> _Exercise brief_:
Copy, from the entries below, each line in which the string "Collision" appears.

> _Data listing_:

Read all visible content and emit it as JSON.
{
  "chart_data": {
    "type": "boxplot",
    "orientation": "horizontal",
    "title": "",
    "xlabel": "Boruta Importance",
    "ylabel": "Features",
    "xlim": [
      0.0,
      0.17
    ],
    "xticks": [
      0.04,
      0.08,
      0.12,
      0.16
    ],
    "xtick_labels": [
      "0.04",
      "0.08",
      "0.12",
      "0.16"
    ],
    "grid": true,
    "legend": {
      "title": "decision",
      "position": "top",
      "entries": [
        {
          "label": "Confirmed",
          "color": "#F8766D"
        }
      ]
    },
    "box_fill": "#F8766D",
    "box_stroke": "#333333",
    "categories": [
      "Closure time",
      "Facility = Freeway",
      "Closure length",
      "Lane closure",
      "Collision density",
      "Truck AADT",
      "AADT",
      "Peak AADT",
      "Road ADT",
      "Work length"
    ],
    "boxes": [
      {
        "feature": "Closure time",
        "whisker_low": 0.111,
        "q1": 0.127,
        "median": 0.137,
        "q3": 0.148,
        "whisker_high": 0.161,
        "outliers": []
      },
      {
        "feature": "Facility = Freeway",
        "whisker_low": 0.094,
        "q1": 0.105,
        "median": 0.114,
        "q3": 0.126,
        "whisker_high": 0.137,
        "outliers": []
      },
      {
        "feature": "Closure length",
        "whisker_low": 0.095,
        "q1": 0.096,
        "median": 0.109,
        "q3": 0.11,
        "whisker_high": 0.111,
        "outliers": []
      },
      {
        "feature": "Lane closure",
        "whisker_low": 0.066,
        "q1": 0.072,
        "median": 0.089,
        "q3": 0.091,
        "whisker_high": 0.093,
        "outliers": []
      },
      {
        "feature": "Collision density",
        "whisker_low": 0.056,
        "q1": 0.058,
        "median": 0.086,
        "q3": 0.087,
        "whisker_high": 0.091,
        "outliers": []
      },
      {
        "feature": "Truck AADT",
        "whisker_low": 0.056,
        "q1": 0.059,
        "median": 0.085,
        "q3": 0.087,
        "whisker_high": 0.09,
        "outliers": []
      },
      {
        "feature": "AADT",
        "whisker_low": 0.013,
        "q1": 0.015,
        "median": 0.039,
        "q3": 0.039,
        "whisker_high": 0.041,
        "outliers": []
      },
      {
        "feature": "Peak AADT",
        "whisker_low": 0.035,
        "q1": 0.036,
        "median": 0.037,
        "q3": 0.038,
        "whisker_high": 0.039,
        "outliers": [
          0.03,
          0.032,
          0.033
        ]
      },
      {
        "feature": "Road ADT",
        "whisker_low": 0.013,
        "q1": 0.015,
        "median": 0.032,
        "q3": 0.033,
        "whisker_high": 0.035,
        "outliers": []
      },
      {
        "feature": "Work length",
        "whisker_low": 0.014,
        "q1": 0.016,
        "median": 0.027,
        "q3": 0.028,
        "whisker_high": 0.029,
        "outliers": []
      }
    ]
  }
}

> _Result below_:
      "Collision density",
        "feature": "Collision density",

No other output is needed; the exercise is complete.